>> Start Material for this exercise

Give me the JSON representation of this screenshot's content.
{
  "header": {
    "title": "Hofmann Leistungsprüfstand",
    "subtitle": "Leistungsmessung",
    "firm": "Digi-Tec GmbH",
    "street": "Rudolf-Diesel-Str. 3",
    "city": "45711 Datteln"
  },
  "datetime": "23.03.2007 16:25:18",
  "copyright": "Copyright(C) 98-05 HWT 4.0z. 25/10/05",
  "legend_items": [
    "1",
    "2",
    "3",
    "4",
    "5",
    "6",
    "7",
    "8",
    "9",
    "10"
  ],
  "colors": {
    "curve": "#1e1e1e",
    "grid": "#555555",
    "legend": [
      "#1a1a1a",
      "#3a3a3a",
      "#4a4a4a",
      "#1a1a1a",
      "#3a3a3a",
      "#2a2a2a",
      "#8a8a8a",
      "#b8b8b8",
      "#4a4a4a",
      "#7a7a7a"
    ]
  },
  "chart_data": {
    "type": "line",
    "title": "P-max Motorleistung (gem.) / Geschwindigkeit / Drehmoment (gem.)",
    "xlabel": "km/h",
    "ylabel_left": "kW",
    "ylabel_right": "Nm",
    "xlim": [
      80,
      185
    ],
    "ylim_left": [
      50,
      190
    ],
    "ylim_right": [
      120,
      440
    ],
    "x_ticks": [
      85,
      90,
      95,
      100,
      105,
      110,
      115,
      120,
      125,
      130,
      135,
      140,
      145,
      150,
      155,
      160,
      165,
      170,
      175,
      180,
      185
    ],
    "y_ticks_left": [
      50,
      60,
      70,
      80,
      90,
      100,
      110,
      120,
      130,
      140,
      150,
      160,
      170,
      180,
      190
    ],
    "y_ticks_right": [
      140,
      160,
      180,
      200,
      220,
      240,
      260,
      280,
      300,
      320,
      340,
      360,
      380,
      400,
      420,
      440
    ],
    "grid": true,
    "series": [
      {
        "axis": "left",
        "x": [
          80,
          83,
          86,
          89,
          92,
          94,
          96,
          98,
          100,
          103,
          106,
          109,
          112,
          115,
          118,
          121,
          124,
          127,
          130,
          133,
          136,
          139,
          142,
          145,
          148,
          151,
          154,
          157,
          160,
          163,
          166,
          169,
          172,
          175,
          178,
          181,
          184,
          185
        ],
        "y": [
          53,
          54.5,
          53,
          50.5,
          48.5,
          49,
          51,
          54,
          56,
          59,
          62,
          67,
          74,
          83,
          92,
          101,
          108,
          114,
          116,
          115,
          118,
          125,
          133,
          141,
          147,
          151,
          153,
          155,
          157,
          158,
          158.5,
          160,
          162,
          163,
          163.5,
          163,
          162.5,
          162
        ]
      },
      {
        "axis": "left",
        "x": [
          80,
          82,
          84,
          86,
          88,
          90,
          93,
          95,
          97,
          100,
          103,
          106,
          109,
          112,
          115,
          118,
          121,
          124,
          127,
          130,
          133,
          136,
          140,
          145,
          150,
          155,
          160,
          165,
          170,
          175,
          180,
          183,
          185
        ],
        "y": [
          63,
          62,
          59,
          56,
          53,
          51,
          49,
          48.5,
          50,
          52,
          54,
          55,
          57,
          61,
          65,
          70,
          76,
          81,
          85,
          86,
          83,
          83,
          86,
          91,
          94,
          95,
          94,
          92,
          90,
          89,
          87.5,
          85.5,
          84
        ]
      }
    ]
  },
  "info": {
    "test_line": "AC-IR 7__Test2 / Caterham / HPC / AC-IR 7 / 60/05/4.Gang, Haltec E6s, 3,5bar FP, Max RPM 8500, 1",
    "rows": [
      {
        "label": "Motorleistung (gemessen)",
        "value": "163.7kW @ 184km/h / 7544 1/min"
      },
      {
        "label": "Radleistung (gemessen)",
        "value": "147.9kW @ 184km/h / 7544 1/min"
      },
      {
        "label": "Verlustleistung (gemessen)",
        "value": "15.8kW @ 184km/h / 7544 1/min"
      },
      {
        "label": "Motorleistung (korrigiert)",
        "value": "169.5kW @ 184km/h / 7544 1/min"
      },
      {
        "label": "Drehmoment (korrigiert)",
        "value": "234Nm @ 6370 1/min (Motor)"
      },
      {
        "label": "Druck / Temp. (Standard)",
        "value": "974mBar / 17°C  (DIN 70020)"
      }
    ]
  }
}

>> End Material for this exercise

• **Do this**: Determine how many lines in the listing above hold the string "korrigiert", then write only the number.

• **Exercise answer**: 2